Records from a data source
===============

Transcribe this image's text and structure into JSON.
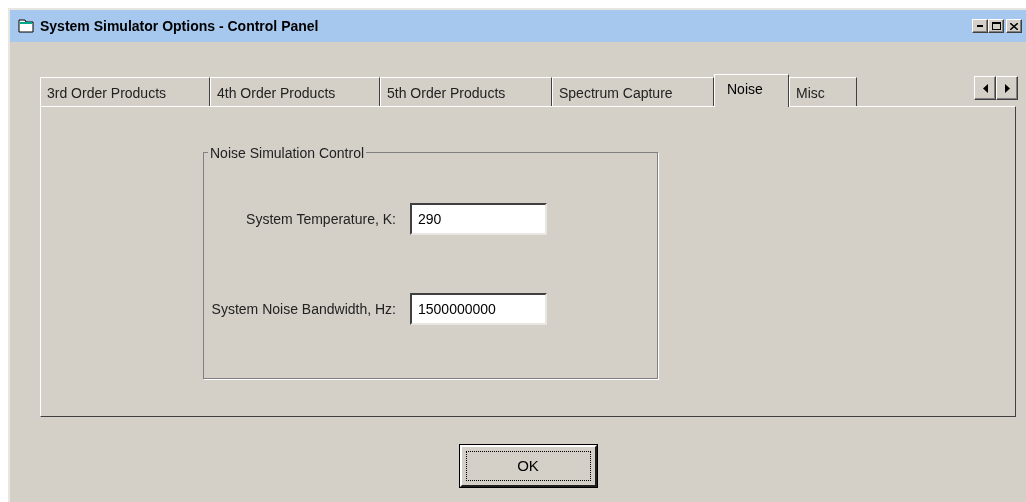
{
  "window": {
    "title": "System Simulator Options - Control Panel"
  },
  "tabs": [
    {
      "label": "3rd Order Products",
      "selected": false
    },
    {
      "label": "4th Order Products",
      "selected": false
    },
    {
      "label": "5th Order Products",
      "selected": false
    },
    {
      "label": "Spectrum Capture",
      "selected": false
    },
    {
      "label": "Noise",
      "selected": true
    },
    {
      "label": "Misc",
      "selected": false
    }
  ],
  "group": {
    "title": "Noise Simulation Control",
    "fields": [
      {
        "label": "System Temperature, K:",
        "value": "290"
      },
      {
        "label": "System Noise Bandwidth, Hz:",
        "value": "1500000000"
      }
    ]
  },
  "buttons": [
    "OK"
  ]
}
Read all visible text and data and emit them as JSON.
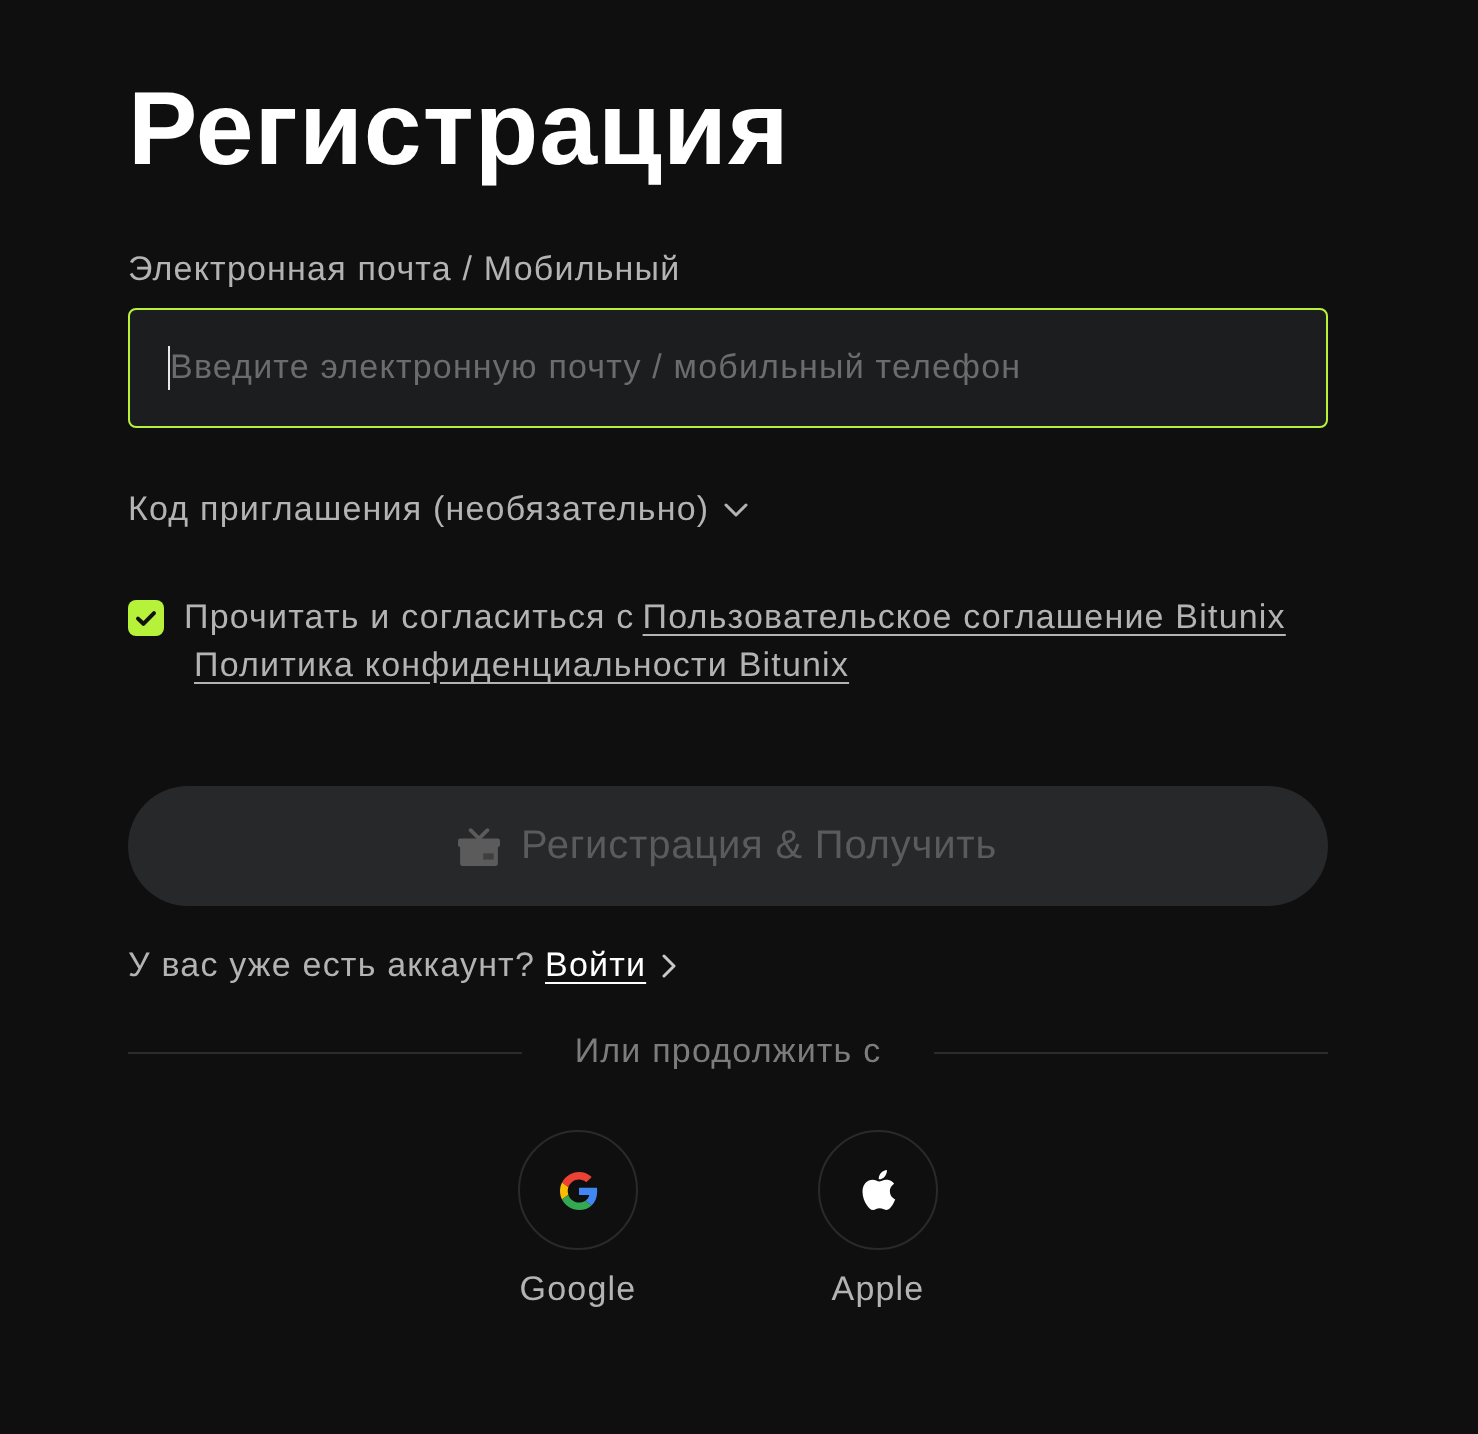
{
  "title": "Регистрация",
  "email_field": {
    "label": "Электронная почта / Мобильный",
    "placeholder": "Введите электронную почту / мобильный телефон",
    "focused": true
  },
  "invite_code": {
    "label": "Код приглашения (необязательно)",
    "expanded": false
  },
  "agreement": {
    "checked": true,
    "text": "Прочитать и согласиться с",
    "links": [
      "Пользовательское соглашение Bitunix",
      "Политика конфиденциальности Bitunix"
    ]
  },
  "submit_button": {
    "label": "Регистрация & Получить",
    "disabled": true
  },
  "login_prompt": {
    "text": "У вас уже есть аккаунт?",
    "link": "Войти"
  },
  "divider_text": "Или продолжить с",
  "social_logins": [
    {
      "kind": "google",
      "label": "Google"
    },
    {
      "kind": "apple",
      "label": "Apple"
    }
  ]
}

===============

**Exercise description**
Without including the pictures, return each record above exactly as it stands.

**Solved problem**
Transcribe this image's text and structure into JSON.
{
  "window": {
    "title": "System Simulator Options - Control Panel"
  },
  "tabs": [
    {
      "label": "3rd Order Products",
      "selected": false
    },
    {
      "label": "4th Order Products",
      "selected": false
    },
    {
      "label": "5th Order Products",
      "selected": false
    },
    {
      "label": "Spectrum Capture",
      "selected": false
    },
    {
      "label": "Noise",
      "selected": true
    },
    {
      "label": "Misc",
      "selected": false
    }
  ],
  "group": {
    "title": "Noise Simulation Control",
    "fields": [
      {
        "label": "System Temperature, K:",
        "value": "290"
      },
      {
        "label": "System Noise Bandwidth, Hz:",
        "value": "1500000000"
      }
    ]
  },
  "buttons": [
    "OK"
  ]
}
Read all visible text and data and emit them as JSON.
{
  "title": "Регистрация",
  "email_field": {
    "label": "Электронная почта / Мобильный",
    "placeholder": "Введите электронную почту / мобильный телефон",
    "focused": true
  },
  "invite_code": {
    "label": "Код приглашения (необязательно)",
    "expanded": false
  },
  "agreement": {
    "checked": true,
    "text": "Прочитать и согласиться с",
    "links": [
      "Пользовательское соглашение Bitunix",
      "Политика конфиденциальности Bitunix"
    ]
  },
  "submit_button": {
    "label": "Регистрация & Получить",
    "disabled": true
  },
  "login_prompt": {
    "text": "У вас уже есть аккаунт?",
    "link": "Войти"
  },
  "divider_text": "Или продолжить с",
  "social_logins": [
    {
      "kind": "google",
      "label": "Google"
    },
    {
      "kind": "apple",
      "label": "Apple"
    }
  ]
}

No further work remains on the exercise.